What is asked: All records should be reproduced verbatim.

Data shown:
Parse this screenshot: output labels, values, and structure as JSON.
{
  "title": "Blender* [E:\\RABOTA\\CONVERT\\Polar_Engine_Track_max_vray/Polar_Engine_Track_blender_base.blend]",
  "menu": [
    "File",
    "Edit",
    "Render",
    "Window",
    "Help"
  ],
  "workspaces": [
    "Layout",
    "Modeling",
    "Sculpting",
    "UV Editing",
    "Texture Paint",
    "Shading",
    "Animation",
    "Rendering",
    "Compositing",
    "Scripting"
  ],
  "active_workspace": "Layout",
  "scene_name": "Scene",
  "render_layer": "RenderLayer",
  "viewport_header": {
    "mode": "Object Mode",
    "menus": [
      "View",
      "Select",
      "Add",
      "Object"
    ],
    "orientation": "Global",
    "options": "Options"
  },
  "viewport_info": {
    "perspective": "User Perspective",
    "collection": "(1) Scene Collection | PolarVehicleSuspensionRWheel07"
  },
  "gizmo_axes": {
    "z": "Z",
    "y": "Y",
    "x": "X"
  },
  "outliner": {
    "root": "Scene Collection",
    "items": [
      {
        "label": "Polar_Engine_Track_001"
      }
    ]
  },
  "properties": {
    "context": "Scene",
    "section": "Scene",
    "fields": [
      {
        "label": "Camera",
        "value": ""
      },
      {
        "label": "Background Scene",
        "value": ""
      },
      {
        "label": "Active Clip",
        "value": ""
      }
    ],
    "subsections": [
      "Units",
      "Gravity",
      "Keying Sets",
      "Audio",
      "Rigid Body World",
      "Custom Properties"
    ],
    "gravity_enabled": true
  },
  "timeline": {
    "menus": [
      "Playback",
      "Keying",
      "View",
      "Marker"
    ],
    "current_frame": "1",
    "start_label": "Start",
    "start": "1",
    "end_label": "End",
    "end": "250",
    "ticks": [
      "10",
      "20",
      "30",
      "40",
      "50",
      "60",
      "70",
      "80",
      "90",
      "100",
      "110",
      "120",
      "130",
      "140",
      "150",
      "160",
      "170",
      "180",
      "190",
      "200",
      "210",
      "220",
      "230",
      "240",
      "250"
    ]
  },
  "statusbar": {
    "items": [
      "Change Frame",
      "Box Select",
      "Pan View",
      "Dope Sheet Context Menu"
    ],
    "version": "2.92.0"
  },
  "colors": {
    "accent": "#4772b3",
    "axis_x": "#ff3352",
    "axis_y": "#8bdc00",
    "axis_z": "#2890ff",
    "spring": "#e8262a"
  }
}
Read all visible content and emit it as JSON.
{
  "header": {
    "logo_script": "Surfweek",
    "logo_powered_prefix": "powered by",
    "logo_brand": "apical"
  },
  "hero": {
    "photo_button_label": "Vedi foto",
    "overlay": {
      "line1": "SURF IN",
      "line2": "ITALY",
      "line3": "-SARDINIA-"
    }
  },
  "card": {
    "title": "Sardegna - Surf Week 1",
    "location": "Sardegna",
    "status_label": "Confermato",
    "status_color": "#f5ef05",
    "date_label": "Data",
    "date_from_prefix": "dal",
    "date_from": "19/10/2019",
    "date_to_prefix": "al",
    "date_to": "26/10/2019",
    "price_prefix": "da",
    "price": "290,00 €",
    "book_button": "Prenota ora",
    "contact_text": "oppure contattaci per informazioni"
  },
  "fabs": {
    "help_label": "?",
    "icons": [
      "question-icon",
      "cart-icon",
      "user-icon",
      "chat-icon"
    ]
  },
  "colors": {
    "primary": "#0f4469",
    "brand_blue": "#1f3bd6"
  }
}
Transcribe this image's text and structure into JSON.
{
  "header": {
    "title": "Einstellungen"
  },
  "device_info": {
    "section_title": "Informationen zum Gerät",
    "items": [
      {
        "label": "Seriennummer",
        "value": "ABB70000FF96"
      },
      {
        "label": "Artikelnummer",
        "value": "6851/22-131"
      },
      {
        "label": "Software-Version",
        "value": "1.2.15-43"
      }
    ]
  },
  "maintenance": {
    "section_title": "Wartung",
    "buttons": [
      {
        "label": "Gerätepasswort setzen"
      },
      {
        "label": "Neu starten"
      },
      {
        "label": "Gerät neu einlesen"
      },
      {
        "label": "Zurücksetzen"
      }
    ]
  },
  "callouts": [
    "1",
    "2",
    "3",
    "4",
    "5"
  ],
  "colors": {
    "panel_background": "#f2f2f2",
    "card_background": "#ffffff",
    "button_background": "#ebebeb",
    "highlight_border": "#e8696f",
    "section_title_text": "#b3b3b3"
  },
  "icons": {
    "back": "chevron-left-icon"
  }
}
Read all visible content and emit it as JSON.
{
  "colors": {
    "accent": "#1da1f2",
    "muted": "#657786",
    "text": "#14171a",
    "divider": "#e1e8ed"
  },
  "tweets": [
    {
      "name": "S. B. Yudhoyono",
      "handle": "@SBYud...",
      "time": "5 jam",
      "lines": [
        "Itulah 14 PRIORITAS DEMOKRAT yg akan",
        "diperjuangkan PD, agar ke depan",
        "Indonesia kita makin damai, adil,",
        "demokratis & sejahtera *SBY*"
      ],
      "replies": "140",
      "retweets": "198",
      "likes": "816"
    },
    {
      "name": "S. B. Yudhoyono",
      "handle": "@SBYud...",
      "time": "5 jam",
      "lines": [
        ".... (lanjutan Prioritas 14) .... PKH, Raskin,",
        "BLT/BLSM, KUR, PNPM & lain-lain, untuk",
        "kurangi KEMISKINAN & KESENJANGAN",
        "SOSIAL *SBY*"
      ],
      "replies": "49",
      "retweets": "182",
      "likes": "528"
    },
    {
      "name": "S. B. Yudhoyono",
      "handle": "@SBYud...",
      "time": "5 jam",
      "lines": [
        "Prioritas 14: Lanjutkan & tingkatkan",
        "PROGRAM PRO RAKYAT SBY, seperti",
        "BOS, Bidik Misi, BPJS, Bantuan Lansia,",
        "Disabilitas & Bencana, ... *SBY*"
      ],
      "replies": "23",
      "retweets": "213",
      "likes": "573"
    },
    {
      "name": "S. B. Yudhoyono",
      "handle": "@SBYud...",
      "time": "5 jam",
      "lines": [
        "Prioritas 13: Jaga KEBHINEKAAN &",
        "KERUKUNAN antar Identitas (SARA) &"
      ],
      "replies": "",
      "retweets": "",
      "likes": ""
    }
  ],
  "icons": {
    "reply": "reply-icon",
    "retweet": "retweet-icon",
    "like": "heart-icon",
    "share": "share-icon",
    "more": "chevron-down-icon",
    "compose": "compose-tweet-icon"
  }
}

Complete output:
Parse this screenshot: output labels, values, and structure as JSON.
{
  "title": "Blender* [E:\\RABOTA\\CONVERT\\Polar_Engine_Track_max_vray/Polar_Engine_Track_blender_base.blend]",
  "menu": [
    "File",
    "Edit",
    "Render",
    "Window",
    "Help"
  ],
  "workspaces": [
    "Layout",
    "Modeling",
    "Sculpting",
    "UV Editing",
    "Texture Paint",
    "Shading",
    "Animation",
    "Rendering",
    "Compositing",
    "Scripting"
  ],
  "active_workspace": "Layout",
  "scene_name": "Scene",
  "render_layer": "RenderLayer",
  "viewport_header": {
    "mode": "Object Mode",
    "menus": [
      "View",
      "Select",
      "Add",
      "Object"
    ],
    "orientation": "Global",
    "options": "Options"
  },
  "viewport_info": {
    "perspective": "User Perspective",
    "collection": "(1) Scene Collection | PolarVehicleSuspensionRWheel07"
  },
  "gizmo_axes": {
    "z": "Z",
    "y": "Y",
    "x": "X"
  },
  "outliner": {
    "root": "Scene Collection",
    "items": [
      {
        "label": "Polar_Engine_Track_001"
      }
    ]
  },
  "properties": {
    "context": "Scene",
    "section": "Scene",
    "fields": [
      {
        "label": "Camera",
        "value": ""
      },
      {
        "label": "Background Scene",
        "value": ""
      },
      {
        "label": "Active Clip",
        "value": ""
      }
    ],
    "subsections": [
      "Units",
      "Gravity",
      "Keying Sets",
      "Audio",
      "Rigid Body World",
      "Custom Properties"
    ],
    "gravity_enabled": true
  },
  "timeline": {
    "menus": [
      "Playback",
      "Keying",
      "View",
      "Marker"
    ],
    "current_frame": "1",
    "start_label": "Start",
    "start": "1",
    "end_label": "End",
    "end": "250",
    "ticks": [
      "10",
      "20",
      "30",
      "40",
      "50",
      "60",
      "70",
      "80",
      "90",
      "100",
      "110",
      "120",
      "130",
      "140",
      "150",
      "160",
      "170",
      "180",
      "190",
      "200",
      "210",
      "220",
      "230",
      "240",
      "250"
    ]
  },
  "statusbar": {
    "items": [
      "Change Frame",
      "Box Select",
      "Pan View",
      "Dope Sheet Context Menu"
    ],
    "version": "2.92.0"
  },
  "colors": {
    "accent": "#4772b3",
    "axis_x": "#ff3352",
    "axis_y": "#8bdc00",
    "axis_z": "#2890ff",
    "spring": "#e8262a"
  }
}
Read all visible content and emit it as JSON.
{
  "header": {
    "logo_script": "Surfweek",
    "logo_powered_prefix": "powered by",
    "logo_brand": "apical"
  },
  "hero": {
    "photo_button_label": "Vedi foto",
    "overlay": {
      "line1": "SURF IN",
      "line2": "ITALY",
      "line3": "-SARDINIA-"
    }
  },
  "card": {
    "title": "Sardegna - Surf Week 1",
    "location": "Sardegna",
    "status_label": "Confermato",
    "status_color": "#f5ef05",
    "date_label": "Data",
    "date_from_prefix": "dal",
    "date_from": "19/10/2019",
    "date_to_prefix": "al",
    "date_to": "26/10/2019",
    "price_prefix": "da",
    "price": "290,00 €",
    "book_button": "Prenota ora",
    "contact_text": "oppure contattaci per informazioni"
  },
  "fabs": {
    "help_label": "?",
    "icons": [
      "question-icon",
      "cart-icon",
      "user-icon",
      "chat-icon"
    ]
  },
  "colors": {
    "primary": "#0f4469",
    "brand_blue": "#1f3bd6"
  }
}
Transcribe this image's text and structure into JSON.
{
  "header": {
    "title": "Einstellungen"
  },
  "device_info": {
    "section_title": "Informationen zum Gerät",
    "items": [
      {
        "label": "Seriennummer",
        "value": "ABB70000FF96"
      },
      {
        "label": "Artikelnummer",
        "value": "6851/22-131"
      },
      {
        "label": "Software-Version",
        "value": "1.2.15-43"
      }
    ]
  },
  "maintenance": {
    "section_title": "Wartung",
    "buttons": [
      {
        "label": "Gerätepasswort setzen"
      },
      {
        "label": "Neu starten"
      },
      {
        "label": "Gerät neu einlesen"
      },
      {
        "label": "Zurücksetzen"
      }
    ]
  },
  "callouts": [
    "1",
    "2",
    "3",
    "4",
    "5"
  ],
  "colors": {
    "panel_background": "#f2f2f2",
    "card_background": "#ffffff",
    "button_background": "#ebebeb",
    "highlight_border": "#e8696f",
    "section_title_text": "#b3b3b3"
  },
  "icons": {
    "back": "chevron-left-icon"
  }
}
Read all visible content and emit it as JSON.
{
  "colors": {
    "accent": "#1da1f2",
    "muted": "#657786",
    "text": "#14171a",
    "divider": "#e1e8ed"
  },
  "tweets": [
    {
      "name": "S. B. Yudhoyono",
      "handle": "@SBYud...",
      "time": "5 jam",
      "lines": [
        "Itulah 14 PRIORITAS DEMOKRAT yg akan",
        "diperjuangkan PD, agar ke depan",
        "Indonesia kita makin damai, adil,",
        "demokratis & sejahtera *SBY*"
      ],
      "replies": "140",
      "retweets": "198",
      "likes": "816"
    },
    {
      "name": "S. B. Yudhoyono",
      "handle": "@SBYud...",
      "time": "5 jam",
      "lines": [
        ".... (lanjutan Prioritas 14) .... PKH, Raskin,",
        "BLT/BLSM, KUR, PNPM & lain-lain, untuk",
        "kurangi KEMISKINAN & KESENJANGAN",
        "SOSIAL *SBY*"
      ],
      "replies": "49",
      "retweets": "182",
      "likes": "528"
    },
    {
      "name": "S. B. Yudhoyono",
      "handle": "@SBYud...",
      "time": "5 jam",
      "lines": [
        "Prioritas 14: Lanjutkan & tingkatkan",
        "PROGRAM PRO RAKYAT SBY, seperti",
        "BOS, Bidik Misi, BPJS, Bantuan Lansia,",
        "Disabilitas & Bencana, ... *SBY*"
      ],
      "replies": "23",
      "retweets": "213",
      "likes": "573"
    },
    {
      "name": "S. B. Yudhoyono",
      "handle": "@SBYud...",
      "time": "5 jam",
      "lines": [
        "Prioritas 13: Jaga KEBHINEKAAN &",
        "KERUKUNAN antar Identitas (SARA) &"
      ],
      "replies": "",
      "retweets": "",
      "likes": ""
    }
  ],
  "icons": {
    "reply": "reply-icon",
    "retweet": "retweet-icon",
    "like": "heart-icon",
    "share": "share-icon",
    "more": "chevron-down-icon",
    "compose": "compose-tweet-icon"
  }
}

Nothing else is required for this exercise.